━━━ Extracted information ━━━

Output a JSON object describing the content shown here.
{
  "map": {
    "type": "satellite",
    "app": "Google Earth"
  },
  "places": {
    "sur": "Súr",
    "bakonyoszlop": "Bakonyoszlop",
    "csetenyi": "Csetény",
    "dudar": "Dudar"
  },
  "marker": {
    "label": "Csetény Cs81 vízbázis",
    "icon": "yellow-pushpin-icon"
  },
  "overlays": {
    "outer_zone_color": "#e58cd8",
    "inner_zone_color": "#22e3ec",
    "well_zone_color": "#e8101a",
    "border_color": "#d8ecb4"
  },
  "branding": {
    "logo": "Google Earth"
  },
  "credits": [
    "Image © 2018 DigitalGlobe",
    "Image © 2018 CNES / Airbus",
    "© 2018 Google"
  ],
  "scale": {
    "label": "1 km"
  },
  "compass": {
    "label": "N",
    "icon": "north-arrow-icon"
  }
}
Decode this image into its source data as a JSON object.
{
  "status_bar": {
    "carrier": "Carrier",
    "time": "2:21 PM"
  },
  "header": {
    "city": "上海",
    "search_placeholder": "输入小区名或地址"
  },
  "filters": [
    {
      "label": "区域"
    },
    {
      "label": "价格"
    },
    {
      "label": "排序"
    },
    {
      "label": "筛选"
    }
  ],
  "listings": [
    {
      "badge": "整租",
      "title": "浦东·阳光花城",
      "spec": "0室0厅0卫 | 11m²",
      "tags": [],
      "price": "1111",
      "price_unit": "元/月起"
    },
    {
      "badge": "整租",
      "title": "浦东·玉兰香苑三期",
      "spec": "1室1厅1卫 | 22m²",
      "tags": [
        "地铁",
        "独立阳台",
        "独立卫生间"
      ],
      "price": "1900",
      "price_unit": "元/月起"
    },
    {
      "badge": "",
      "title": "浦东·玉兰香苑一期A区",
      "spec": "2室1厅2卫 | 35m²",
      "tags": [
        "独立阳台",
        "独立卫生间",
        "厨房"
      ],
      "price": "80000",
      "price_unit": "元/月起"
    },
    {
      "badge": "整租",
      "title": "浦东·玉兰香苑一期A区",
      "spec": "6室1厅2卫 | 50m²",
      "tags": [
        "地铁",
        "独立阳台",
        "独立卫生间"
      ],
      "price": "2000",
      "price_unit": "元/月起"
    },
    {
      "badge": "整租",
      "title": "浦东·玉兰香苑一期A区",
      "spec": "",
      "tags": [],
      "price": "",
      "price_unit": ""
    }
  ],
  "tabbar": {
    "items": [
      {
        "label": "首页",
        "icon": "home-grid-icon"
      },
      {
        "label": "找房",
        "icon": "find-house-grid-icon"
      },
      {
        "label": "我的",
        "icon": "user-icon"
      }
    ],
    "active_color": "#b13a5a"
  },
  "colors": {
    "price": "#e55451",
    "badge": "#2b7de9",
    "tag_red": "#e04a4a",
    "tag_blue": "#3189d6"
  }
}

━━━
━━━ Extracted information ━━━

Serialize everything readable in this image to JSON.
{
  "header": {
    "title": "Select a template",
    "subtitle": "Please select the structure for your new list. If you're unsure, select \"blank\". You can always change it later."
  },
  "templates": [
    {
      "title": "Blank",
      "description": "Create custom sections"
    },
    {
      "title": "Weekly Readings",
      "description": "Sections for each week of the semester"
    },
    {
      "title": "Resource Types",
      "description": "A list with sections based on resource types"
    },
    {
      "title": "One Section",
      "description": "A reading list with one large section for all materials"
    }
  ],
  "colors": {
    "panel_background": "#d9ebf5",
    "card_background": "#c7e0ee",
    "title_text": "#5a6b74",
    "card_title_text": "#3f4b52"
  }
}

━━━

# [Work to be completed]
Search the data for "Google". Copy every matching line.

# [Task response]
    "app": "Google Earth"
    "logo": "Google Earth"
    "© 2018 Google"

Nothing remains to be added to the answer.